EXERCISE: Reproduce the data exactly.
--------------------------------
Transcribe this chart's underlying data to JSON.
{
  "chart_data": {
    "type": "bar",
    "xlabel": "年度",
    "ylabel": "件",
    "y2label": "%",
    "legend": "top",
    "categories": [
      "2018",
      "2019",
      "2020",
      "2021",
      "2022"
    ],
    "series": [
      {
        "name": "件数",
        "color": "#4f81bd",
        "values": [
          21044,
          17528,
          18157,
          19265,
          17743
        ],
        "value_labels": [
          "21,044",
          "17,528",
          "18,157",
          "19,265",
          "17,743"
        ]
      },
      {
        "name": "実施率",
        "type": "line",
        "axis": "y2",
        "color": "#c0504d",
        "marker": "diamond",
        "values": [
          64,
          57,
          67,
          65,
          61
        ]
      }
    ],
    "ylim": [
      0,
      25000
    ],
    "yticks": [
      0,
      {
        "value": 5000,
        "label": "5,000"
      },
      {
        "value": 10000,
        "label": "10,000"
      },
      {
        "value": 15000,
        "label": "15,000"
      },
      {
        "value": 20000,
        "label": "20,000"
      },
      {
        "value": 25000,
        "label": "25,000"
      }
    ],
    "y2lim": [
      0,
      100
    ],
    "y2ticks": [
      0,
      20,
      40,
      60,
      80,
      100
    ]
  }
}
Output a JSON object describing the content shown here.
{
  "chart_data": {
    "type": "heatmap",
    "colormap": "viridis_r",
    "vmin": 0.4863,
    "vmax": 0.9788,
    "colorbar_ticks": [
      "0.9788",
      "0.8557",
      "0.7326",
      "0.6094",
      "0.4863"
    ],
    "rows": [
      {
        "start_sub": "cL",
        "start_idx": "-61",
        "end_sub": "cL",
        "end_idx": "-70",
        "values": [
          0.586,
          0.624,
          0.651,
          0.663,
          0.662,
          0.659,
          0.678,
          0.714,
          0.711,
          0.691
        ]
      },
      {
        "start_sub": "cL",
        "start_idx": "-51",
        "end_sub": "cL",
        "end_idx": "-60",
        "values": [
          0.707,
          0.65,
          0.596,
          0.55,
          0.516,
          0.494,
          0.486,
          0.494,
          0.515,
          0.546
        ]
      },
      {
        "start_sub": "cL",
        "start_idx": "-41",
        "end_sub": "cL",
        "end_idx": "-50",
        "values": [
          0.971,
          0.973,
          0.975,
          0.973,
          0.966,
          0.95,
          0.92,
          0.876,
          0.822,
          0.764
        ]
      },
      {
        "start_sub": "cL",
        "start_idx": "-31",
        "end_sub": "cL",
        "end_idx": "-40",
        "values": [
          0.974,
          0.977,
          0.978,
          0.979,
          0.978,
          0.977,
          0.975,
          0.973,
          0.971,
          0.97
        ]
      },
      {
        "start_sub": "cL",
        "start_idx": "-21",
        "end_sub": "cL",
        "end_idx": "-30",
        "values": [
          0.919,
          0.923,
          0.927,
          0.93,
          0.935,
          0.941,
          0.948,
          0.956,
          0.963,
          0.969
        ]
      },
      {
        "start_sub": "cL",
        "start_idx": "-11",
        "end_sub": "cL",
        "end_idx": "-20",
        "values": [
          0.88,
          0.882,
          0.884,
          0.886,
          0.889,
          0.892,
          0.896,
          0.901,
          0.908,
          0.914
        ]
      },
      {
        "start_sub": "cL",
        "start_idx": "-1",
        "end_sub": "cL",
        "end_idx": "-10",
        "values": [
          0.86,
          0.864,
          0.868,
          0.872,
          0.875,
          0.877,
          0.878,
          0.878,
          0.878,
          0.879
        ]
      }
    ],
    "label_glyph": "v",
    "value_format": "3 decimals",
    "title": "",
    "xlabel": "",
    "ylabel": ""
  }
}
--------------------------------
THE REPLY:
Transcribe this chart's underlying data to JSON.
{
  "chart_data": {
    "type": "bar",
    "xlabel": "年度",
    "ylabel": "件",
    "y2label": "%",
    "legend": "top",
    "categories": [
      "2018",
      "2019",
      "2020",
      "2021",
      "2022"
    ],
    "series": [
      {
        "name": "件数",
        "color": "#4f81bd",
        "values": [
          21044,
          17528,
          18157,
          19265,
          17743
        ],
        "value_labels": [
          "21,044",
          "17,528",
          "18,157",
          "19,265",
          "17,743"
        ]
      },
      {
        "name": "実施率",
        "type": "line",
        "axis": "y2",
        "color": "#c0504d",
        "marker": "diamond",
        "values": [
          64,
          57,
          67,
          65,
          61
        ]
      }
    ],
    "ylim": [
      0,
      25000
    ],
    "yticks": [
      0,
      {
        "value": 5000,
        "label": "5,000"
      },
      {
        "value": 10000,
        "label": "10,000"
      },
      {
        "value": 15000,
        "label": "15,000"
      },
      {
        "value": 20000,
        "label": "20,000"
      },
      {
        "value": 25000,
        "label": "25,000"
      }
    ],
    "y2lim": [
      0,
      100
    ],
    "y2ticks": [
      0,
      20,
      40,
      60,
      80,
      100
    ]
  }
}
Output a JSON object describing the content shown here.
{
  "chart_data": {
    "type": "heatmap",
    "colormap": "viridis_r",
    "vmin": 0.4863,
    "vmax": 0.9788,
    "colorbar_ticks": [
      "0.9788",
      "0.8557",
      "0.7326",
      "0.6094",
      "0.4863"
    ],
    "rows": [
      {
        "start_sub": "cL",
        "start_idx": "-61",
        "end_sub": "cL",
        "end_idx": "-70",
        "values": [
          0.586,
          0.624,
          0.651,
          0.663,
          0.662,
          0.659,
          0.678,
          0.714,
          0.711,
          0.691
        ]
      },
      {
        "start_sub": "cL",
        "start_idx": "-51",
        "end_sub": "cL",
        "end_idx": "-60",
        "values": [
          0.707,
          0.65,
          0.596,
          0.55,
          0.516,
          0.494,
          0.486,
          0.494,
          0.515,
          0.546
        ]
      },
      {
        "start_sub": "cL",
        "start_idx": "-41",
        "end_sub": "cL",
        "end_idx": "-50",
        "values": [
          0.971,
          0.973,
          0.975,
          0.973,
          0.966,
          0.95,
          0.92,
          0.876,
          0.822,
          0.764
        ]
      },
      {
        "start_sub": "cL",
        "start_idx": "-31",
        "end_sub": "cL",
        "end_idx": "-40",
        "values": [
          0.974,
          0.977,
          0.978,
          0.979,
          0.978,
          0.977,
          0.975,
          0.973,
          0.971,
          0.97
        ]
      },
      {
        "start_sub": "cL",
        "start_idx": "-21",
        "end_sub": "cL",
        "end_idx": "-30",
        "values": [
          0.919,
          0.923,
          0.927,
          0.93,
          0.935,
          0.941,
          0.948,
          0.956,
          0.963,
          0.969
        ]
      },
      {
        "start_sub": "cL",
        "start_idx": "-11",
        "end_sub": "cL",
        "end_idx": "-20",
        "values": [
          0.88,
          0.882,
          0.884,
          0.886,
          0.889,
          0.892,
          0.896,
          0.901,
          0.908,
          0.914
        ]
      },
      {
        "start_sub": "cL",
        "start_idx": "-1",
        "end_sub": "cL",
        "end_idx": "-10",
        "values": [
          0.86,
          0.864,
          0.868,
          0.872,
          0.875,
          0.877,
          0.878,
          0.878,
          0.878,
          0.879
        ]
      }
    ],
    "label_glyph": "v",
    "value_format": "3 decimals",
    "title": "",
    "xlabel": "",
    "ylabel": ""
  }
}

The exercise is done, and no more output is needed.